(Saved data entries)
——————
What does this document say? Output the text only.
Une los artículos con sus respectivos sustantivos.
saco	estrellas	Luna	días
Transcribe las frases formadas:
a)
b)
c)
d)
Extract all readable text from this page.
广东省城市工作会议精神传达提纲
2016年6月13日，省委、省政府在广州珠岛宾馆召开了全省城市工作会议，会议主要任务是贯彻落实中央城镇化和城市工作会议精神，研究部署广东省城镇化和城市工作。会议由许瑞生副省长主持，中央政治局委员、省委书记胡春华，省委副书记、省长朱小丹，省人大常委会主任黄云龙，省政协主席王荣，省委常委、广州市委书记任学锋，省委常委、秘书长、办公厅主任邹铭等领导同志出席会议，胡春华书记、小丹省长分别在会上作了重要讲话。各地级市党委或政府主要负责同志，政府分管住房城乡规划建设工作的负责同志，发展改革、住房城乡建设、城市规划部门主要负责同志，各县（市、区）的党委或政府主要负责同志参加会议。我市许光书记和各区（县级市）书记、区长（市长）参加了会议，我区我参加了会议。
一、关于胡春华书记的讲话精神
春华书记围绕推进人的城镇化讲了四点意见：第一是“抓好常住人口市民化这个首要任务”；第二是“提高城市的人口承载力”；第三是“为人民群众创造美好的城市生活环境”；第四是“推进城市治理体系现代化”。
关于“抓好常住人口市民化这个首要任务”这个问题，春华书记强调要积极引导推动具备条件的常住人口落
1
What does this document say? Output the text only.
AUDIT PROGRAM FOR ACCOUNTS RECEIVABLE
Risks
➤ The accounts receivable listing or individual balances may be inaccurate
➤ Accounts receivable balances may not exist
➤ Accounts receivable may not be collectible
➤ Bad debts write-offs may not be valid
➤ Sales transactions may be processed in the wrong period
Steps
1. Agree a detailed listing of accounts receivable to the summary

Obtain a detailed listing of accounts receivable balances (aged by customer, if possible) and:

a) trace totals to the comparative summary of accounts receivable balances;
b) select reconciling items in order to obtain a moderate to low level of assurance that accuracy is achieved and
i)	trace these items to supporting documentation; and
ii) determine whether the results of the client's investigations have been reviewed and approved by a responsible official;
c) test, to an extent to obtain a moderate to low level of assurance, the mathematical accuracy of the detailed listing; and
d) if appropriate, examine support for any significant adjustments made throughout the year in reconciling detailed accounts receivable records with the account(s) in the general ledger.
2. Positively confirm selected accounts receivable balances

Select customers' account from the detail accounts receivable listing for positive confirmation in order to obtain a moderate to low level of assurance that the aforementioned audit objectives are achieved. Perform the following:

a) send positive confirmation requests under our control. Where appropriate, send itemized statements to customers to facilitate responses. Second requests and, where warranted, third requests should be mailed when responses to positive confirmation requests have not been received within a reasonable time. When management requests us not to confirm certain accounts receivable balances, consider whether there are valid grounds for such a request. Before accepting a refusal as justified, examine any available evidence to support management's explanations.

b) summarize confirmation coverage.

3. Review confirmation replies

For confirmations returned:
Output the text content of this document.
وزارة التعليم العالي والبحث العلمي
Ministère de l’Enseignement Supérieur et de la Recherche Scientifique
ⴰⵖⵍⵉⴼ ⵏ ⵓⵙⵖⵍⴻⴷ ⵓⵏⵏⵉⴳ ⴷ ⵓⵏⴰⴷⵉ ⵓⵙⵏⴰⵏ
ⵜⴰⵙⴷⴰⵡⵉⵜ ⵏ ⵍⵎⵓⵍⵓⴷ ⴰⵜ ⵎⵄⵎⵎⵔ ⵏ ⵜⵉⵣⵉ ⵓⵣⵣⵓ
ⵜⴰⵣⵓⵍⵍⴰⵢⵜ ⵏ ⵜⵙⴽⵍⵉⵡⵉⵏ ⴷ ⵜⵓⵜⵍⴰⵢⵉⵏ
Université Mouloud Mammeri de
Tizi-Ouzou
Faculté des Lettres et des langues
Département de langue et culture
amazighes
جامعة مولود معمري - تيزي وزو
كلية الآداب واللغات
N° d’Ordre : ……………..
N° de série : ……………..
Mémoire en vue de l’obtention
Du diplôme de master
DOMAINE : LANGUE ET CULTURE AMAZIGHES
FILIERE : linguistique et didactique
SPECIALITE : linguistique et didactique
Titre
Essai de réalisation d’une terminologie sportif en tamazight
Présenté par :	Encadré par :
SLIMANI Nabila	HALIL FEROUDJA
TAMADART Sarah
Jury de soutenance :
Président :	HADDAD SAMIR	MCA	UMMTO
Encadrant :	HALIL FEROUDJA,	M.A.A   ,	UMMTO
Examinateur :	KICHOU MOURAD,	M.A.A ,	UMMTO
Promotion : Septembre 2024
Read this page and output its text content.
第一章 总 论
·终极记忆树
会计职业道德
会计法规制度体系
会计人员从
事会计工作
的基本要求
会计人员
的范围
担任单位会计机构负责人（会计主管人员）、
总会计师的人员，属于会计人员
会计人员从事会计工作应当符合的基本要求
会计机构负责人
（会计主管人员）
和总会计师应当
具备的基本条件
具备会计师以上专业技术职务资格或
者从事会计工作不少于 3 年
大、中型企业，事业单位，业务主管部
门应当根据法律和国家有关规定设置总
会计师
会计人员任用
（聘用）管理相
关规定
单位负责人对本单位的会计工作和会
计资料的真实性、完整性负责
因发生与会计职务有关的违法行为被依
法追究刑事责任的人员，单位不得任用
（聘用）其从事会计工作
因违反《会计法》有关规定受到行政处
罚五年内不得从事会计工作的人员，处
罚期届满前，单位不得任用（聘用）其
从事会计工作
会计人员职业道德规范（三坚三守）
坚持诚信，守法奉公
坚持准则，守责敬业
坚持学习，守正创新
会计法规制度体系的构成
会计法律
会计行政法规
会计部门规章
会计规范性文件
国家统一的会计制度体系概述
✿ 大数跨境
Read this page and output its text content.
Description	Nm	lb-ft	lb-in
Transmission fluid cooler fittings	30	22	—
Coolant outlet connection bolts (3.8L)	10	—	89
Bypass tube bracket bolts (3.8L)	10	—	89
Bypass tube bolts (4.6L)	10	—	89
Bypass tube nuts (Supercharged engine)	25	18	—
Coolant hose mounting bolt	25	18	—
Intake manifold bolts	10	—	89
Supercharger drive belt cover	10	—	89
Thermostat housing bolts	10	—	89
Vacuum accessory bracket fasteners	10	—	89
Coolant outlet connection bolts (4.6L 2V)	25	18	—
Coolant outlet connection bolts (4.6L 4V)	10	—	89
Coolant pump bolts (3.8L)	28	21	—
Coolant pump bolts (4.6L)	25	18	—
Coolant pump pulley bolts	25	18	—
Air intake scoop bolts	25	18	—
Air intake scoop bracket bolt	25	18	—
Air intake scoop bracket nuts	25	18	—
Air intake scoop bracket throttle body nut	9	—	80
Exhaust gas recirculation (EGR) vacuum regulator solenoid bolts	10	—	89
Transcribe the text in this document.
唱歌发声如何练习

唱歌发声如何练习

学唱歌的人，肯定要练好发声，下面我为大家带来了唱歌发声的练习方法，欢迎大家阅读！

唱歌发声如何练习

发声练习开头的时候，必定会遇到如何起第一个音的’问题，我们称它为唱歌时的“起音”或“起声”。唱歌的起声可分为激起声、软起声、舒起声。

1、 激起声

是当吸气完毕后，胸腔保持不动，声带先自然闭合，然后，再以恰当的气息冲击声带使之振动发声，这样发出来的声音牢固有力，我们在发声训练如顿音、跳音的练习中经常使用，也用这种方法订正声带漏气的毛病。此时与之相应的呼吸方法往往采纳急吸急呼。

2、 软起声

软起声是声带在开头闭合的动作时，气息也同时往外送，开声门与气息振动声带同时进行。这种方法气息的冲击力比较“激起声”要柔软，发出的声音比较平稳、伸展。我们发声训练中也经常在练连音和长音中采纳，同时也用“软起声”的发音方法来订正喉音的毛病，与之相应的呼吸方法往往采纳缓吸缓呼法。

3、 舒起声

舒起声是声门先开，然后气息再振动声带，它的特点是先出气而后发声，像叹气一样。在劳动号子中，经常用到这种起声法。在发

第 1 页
——————
Task directions:
Find every line in the records that contains the word "customers"; copy those lines.

Exercise output:
Select customers' account from the detail accounts receivable listing for positive confirmation in order to obtain a moderate to low level of assurance that the aforementioned audit objectives are achieved. Perform the following:
a) send positive confirmation requests under our control. Where appropriate, send itemized statements to customers to facilitate responses. Second requests and, where warranted, third requests should be mailed when responses to positive confirmation requests have not been received within a reasonable time. When management requests us not to confirm certain accounts receivable balances, consider whether there are valid grounds for such a request. Before accepting a refusal as justified, examine any available evidence to support management's explanations.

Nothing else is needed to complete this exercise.